Exercise task: Draw out every line with the word "England" from the listing below.

Records shown:

=-=-=

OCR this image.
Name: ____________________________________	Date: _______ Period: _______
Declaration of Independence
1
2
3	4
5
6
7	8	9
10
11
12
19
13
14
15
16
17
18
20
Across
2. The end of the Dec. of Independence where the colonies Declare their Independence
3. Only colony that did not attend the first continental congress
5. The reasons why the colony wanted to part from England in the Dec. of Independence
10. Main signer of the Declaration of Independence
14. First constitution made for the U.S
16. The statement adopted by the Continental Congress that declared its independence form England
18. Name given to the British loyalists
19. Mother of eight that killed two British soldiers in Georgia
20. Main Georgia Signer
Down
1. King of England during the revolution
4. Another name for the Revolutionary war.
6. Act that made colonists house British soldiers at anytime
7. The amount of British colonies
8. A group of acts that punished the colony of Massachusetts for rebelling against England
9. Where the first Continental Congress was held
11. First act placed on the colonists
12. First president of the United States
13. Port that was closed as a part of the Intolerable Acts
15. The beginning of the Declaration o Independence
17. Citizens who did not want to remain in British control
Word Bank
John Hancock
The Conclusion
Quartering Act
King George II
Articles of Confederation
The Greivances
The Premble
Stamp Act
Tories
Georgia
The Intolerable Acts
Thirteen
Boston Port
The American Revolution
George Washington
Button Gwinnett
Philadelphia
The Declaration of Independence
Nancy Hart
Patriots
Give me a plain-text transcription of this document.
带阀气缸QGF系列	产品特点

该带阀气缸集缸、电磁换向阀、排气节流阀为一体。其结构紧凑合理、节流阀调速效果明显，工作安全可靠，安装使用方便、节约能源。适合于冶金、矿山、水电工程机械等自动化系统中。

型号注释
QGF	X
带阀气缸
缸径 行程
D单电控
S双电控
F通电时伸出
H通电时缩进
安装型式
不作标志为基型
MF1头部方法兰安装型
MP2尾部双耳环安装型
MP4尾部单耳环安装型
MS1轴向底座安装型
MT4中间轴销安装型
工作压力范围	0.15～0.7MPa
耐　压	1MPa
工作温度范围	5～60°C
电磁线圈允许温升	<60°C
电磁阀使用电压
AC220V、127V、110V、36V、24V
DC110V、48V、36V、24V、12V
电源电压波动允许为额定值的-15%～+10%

=-=-=

Result:
5. The reasons why the colony wanted to part from England in the Dec. of Independence
16. The statement adopted by the Continental Congress that declared its independence form England
1. King of England during the revolution
8. A group of acts that punished the colony of Massachusetts for rebelling against England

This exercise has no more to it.